_Given task 1_
Render the entries starting at the line containing "search-label: Buscar empresa" and ending at the line containing "document-search-icon [186, 175, 285, 274]" as a numbered list, leaving out blank lines.

_Page extract_
──────────────────────────────

Modi was now welcomed into the international community. Barack Obama called almost immediately after the elections to congratulate the new prime minister. In September 2014, nine years after he was denied a visa, Modi traveled to the United States to meet with Obama, address the United Nations General Assembly, and hold a rally for 19,000 adoring fans at Madison Square Garden.

In 2005, George W. Bush’s State Department refused to let Modi enter the United States, citing his “particularly severe” violations of religious liberty.

Swadesh Singh, a political scientist at Delhi University, told me Modi’s first term lived up to the hype: “Prime Minister Modi has started and provided an ecosystem for entrepreneurship.” As evidence, he cited the array of programs the BJP has launched to streamline and digitize India’s economy. One prominent scheme is bringing banking services to rural areas. Another, called Digital India, will expand high-speed internet and make government services available online.

But many of these programs draw on, or are rebrands of, policies created by Modi’s predecessors, said Sunil Khilnani, the director of the India Institute at King’s College London. Much of the Digital India plan, for instance, began under the previous government. And Modi’s first signature achievement—streamlining the country’s tax code—was initially proposed by the Congress Party. India’s GDP growth under the BJP government, while strong, is roughly in line with what it was before.

It’s also unclear to what extent the public can trust the Modi government’s economic figures. In January, one state agency estimated that India’s unemployment rate from 2017 to 2018 was 6.1 percent—a forty-five-year high. But the government refused to release this data, prompting two of the agency’s officials to leak their findings to the press. The other government department traditionally responsible for employment data, the Labor Bureau, abruptly stopped releasing it in 2016. But outside estimates suggest that unemployment is rising. India’s economy simply isn’t growing fast enough to accommodate its increasing population.

“We’ve had five years of BJP rule in India, and we’ve seen what it means. It does not mean greater economic growth,” Audrey Truschke said. “What we have seen is a significant uptick, really a surge, in violence against religious minorities.”

In April 2017, Pehlu Khan, a Muslim dairy farmer from the Indian state of Haranya, was driving home with two of his neighbors and two of his sons. Khan had cows he had purchased in neighboring Rajasthan in the back of his truck. Cows are considered holy by many Indian Hindus, and killing them is outlawed in many states. Khan and his sons said they bought the animals not to slaughter, but to milk. But, while still in Rajasthan, they were stopped in the street by a mob, which pulled the passengers out of their vehicles and beat them savagely. Two days later, the fifty-five-year-old Khan died.

The attackers filmed the assault, and it spread across the internet. Civil rights groups protested the murder, but Rajasthan’s BJP-led government mostly blamed Khan. “People know cow trafficking is illegal, but they do it,” the state’s home minister said. “Cow worshippers try to stop them. There’s nothing wrong with that but it’s a crime to take the law in their [own] hands.” The police later charged Khan’s sons with transporting cattle for slaughter. The surviving farmers argued that they in fact had the necessary permits to transport cows for dairy production.

Khan is just one of the many people who have been maimed or killed by “cow vigilantes” since Modi took office. Almost all of the victims of these lynchings are Muslims or low-caste Hindus. (Higher castes are more likely to consider the animals sacred.)

──────────────────────────────

_Given task 2_
Answer these questions from the passage on Modi's record in office:
(a) In what year did the State Department refuse to let Modi enter the United States?
(b) How many fans attended Modi's rally at Madison Square Garden?
(c) What unemployment rate did one state agency estimate for India from 2017 to 2018?

──────────────────────────────

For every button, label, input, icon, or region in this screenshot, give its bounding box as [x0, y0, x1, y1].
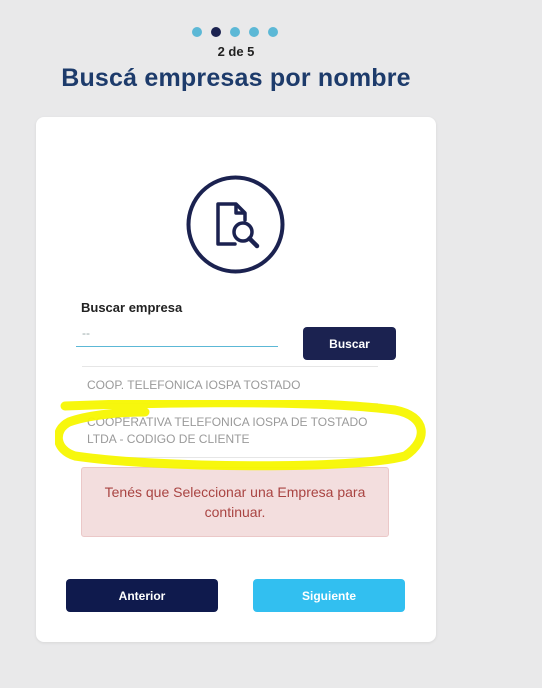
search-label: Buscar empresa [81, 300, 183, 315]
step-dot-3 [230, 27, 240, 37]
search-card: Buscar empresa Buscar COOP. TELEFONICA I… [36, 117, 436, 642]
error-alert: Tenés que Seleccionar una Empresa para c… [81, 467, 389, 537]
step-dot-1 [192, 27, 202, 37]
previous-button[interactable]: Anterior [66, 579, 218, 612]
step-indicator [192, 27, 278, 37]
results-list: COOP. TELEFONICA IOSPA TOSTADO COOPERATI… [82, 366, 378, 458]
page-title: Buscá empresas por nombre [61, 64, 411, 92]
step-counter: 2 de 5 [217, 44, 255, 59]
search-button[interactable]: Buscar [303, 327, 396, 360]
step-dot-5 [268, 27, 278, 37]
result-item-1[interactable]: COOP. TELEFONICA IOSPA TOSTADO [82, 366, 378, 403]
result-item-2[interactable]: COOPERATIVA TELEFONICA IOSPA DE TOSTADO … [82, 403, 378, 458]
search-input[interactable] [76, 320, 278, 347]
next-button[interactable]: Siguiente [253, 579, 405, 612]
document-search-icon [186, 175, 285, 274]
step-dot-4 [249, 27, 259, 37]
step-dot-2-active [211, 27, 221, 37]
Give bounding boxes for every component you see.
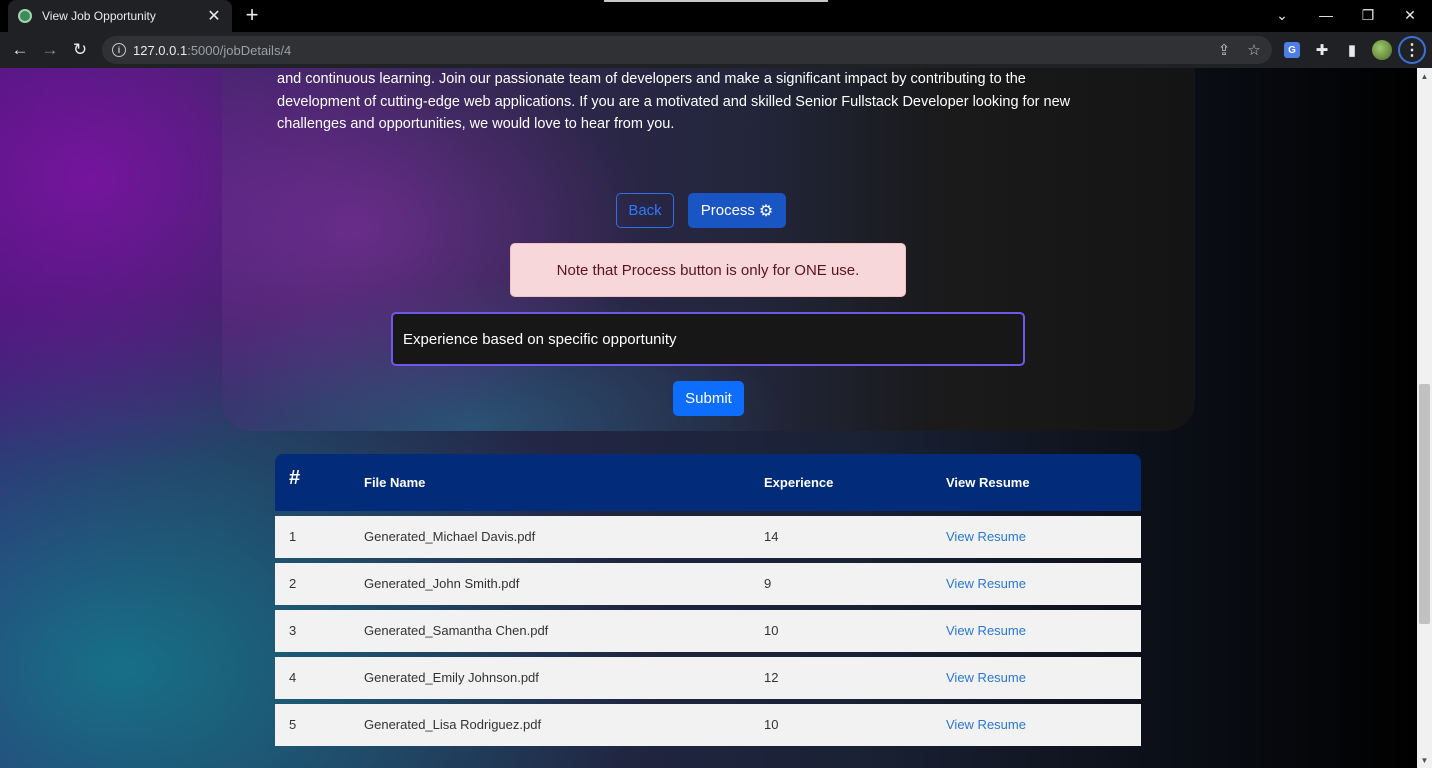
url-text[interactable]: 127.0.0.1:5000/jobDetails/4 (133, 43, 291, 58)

──────────────────────────────

_Written answer 1_
1. search-label: Buscar empresa [81, 300, 183, 315]
2. step-dot-3 [230, 27, 240, 37]
3. search-card: Buscar empresa Buscar COOP. TELEFONICA I… [36, 117, 436, 642]
4. error-alert: Tenés que Seleccionar una Empresa para c… [81, 467, 389, 537]
5. step-dot-1 [192, 27, 202, 37]
6. previous-button[interactable]: Anterior [66, 579, 218, 612]
7. step-indicator [192, 27, 278, 37]
8. results-list: COOP. TELEFONICA IOSPA TOSTADO COOPERATI… [82, 366, 378, 458]
9. page-title: Buscá empresas por nombre [61, 64, 411, 92]
10. step-counter: 2 de 5 [217, 44, 255, 59]
11. search-button[interactable]: Buscar [303, 327, 396, 360]
12. step-dot-5 [268, 27, 278, 37]
13. result-item-1[interactable]: COOP. TELEFONICA IOSPA TOSTADO [82, 366, 378, 403]
14. result-item-2[interactable]: COOPERATIVA TELEFONICA IOSPA DE TOSTADO … [82, 403, 378, 458]
15. search-input[interactable] [76, 320, 278, 347]
16. next-button[interactable]: Siguiente [253, 579, 405, 612]
17. document-search-icon [186, 175, 285, 274]

_Written answer 2_
(a) 2005
(b) 19,000
(c) 6.1 percent